#### Extracted information:
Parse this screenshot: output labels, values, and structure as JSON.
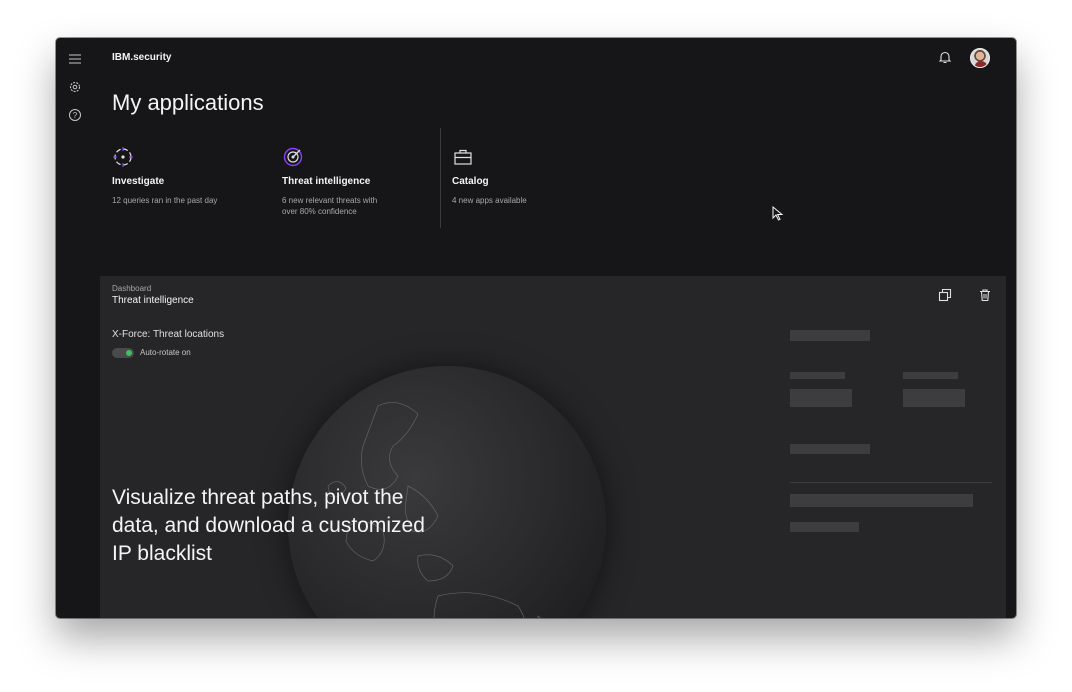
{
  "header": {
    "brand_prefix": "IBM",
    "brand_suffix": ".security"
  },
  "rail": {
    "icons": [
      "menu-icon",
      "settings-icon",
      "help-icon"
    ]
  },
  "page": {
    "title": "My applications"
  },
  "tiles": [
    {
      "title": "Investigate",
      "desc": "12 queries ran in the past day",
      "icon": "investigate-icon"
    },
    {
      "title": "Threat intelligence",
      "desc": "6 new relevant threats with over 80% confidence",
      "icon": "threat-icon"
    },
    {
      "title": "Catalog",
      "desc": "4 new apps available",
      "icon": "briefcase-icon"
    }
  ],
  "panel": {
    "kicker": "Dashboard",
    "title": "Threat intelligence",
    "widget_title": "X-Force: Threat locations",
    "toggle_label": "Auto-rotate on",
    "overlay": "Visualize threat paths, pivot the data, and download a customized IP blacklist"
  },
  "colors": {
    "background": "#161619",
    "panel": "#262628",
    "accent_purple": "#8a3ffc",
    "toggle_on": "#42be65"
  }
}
* * *
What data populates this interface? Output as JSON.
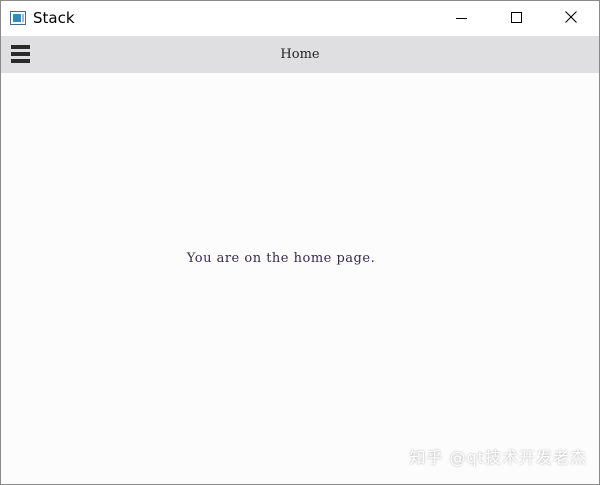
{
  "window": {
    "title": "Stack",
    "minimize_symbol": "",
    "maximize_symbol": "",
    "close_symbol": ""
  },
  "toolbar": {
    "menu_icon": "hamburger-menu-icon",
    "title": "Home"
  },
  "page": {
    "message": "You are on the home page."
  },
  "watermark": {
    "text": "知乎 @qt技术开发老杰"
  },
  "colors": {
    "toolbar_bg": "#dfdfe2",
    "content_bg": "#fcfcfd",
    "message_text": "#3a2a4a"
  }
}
---
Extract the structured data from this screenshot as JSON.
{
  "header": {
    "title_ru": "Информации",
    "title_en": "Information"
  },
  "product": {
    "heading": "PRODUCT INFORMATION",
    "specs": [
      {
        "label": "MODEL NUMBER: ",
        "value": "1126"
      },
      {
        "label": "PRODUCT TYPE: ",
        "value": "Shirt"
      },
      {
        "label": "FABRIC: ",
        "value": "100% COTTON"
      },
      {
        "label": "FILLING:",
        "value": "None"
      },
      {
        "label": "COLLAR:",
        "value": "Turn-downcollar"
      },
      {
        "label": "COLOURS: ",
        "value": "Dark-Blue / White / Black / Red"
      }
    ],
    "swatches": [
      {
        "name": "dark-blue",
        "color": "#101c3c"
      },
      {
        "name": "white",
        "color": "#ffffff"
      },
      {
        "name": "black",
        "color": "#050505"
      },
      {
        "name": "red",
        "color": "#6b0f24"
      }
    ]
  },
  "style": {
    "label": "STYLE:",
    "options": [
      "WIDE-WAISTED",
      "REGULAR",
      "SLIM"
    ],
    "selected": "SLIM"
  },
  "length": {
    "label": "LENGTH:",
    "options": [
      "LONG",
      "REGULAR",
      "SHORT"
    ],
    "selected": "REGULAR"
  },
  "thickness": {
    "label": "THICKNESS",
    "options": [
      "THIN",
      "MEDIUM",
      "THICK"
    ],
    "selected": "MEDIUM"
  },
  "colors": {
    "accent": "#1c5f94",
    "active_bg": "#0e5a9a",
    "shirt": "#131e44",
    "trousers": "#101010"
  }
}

#### Objective:
Copy out the lines that hold "screenshot".

#### Problem solution:
Parse this screenshot: output labels, values, and structure as JSON.
Extract the structured data from this screenshot as JSON.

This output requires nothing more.